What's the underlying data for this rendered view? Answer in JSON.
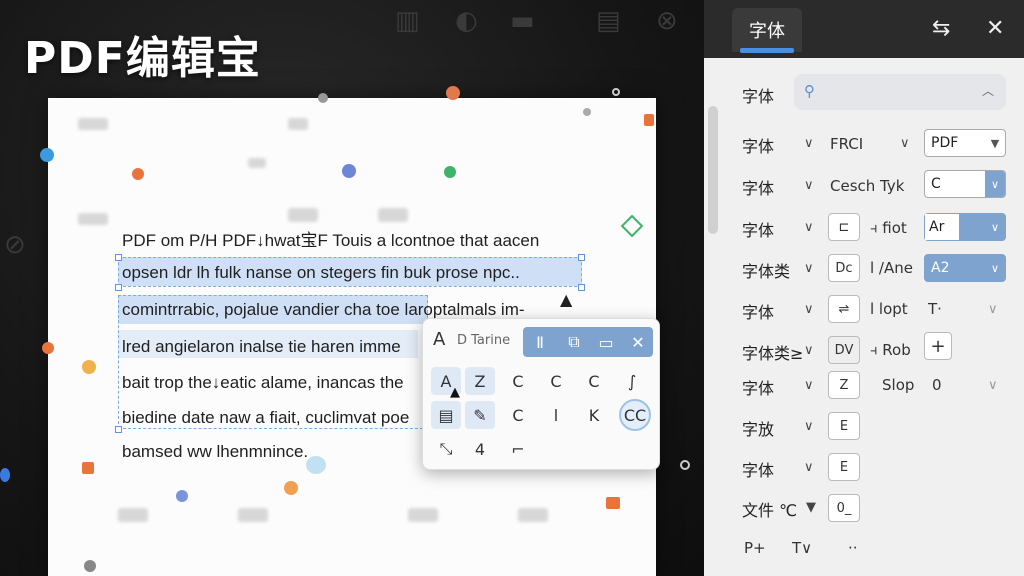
{
  "app": {
    "brand": "PDF编辑宝"
  },
  "document": {
    "lines": [
      "PDF om P/H PDF↓hwat宝F Touis a lcontnoe that aacen",
      "opsen ldr lh fulk nanse on stegers fin buk prose npc..",
      "comintrrabic, pojalue vandier cha toe laroptalmals im-",
      "lred angielaron inalse tie haren imme",
      "bait trop the↓eatic alame, inancas the",
      "biedine date naw a fiait, cuclimvat poe",
      "bamsed ww lhenmnince."
    ]
  },
  "float_toolbar": {
    "header_letter": "A",
    "font_name": "D Tarine",
    "header_icons": [
      "Ⅱ",
      "⧉",
      "▭",
      "✕"
    ],
    "row1": [
      "A",
      "Z",
      "C",
      "C",
      "C",
      "∫"
    ],
    "row2": [
      "▤",
      "✎",
      "C",
      "l",
      "K",
      "CC"
    ],
    "row3": [
      "⤡",
      "4",
      "⌐"
    ]
  },
  "panel": {
    "tab_label": "字体",
    "search_label": "字体",
    "rows": [
      {
        "label": "字体",
        "mid": "FRCI",
        "value": "PDF"
      },
      {
        "label": "字体",
        "mid": "Cesch  Tyk",
        "value": "C"
      },
      {
        "label": "字体",
        "icon": "⊏",
        "mid": "⫞ fiot",
        "value": "Ar"
      },
      {
        "label": "字体类",
        "icon": "Dc",
        "mid": "l /Ane",
        "value": "A2"
      },
      {
        "label": "字体",
        "icon": "⇌",
        "mid": "l lopt",
        "value": "T·"
      },
      {
        "label": "字体类≥",
        "icon": "DV",
        "mid": "⫞ Rob",
        "value": "+"
      },
      {
        "label": "字体",
        "icon": "Z",
        "mid": "Slop",
        "value": "0"
      },
      {
        "label": "字放",
        "icon": "E"
      },
      {
        "label": "字体",
        "icon": "E"
      },
      {
        "label": "文件 ℃",
        "icon": "0_"
      }
    ],
    "bottom": [
      "P+",
      "T∨",
      "··"
    ]
  }
}
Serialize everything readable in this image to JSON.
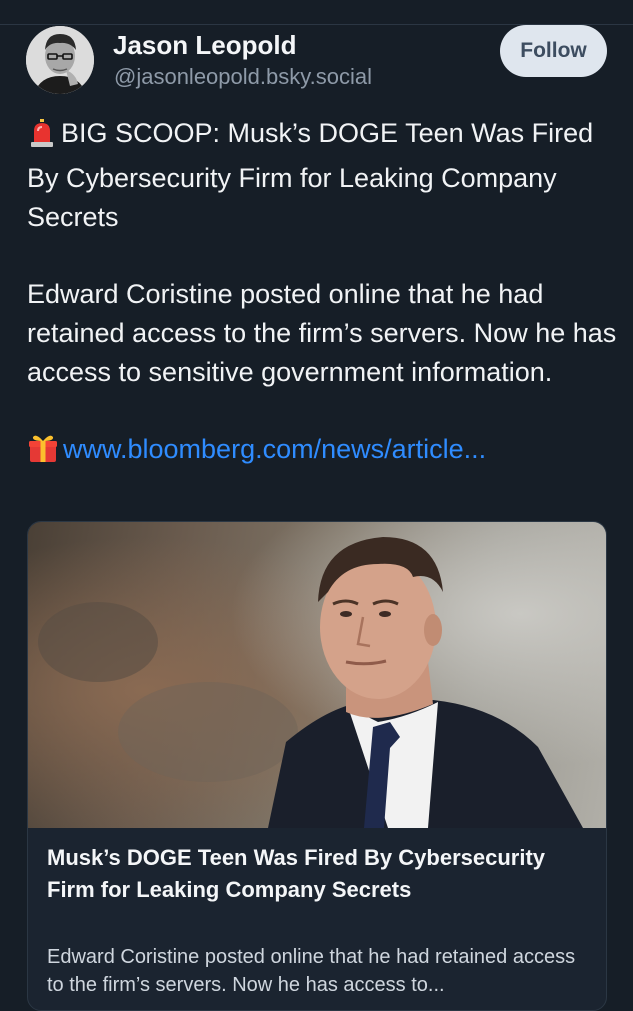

◇ ◇ ◇ ◇

Problem
Every line of the records that includes the word "value" should be gathered.

Final result
        "value": "PDF"
        "value": "C"
        "value": "Ar"
        "value": "A2"
        "value": "T·"
        "value": "+"
        "value": "0"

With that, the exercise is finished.